==== Dataset content

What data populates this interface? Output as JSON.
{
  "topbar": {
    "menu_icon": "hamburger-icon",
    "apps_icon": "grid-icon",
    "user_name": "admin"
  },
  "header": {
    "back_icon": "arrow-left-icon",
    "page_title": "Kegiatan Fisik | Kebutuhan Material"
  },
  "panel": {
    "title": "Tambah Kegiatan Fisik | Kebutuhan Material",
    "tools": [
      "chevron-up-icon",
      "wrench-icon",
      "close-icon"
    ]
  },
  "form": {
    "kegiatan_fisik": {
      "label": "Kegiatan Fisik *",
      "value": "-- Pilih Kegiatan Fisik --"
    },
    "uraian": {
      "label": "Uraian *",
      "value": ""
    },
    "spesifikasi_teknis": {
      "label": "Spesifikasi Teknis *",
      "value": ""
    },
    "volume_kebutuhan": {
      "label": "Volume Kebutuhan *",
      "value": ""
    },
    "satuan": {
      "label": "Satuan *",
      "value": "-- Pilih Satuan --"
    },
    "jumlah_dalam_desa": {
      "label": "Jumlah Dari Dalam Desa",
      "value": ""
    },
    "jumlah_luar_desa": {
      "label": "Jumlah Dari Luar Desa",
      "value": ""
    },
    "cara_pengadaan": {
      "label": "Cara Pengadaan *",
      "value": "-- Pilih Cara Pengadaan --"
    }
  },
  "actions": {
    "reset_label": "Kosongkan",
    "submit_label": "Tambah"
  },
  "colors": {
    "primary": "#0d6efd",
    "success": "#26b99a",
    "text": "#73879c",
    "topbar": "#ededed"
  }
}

========

Exercise details:
Select all lines in the listing above where the word "icon" appears, and show them.

Reply:
    "menu_icon": "hamburger-icon",
    "apps_icon": "grid-icon",
    "back_icon": "arrow-left-icon",
      "chevron-up-icon",
      "wrench-icon",
      "close-icon"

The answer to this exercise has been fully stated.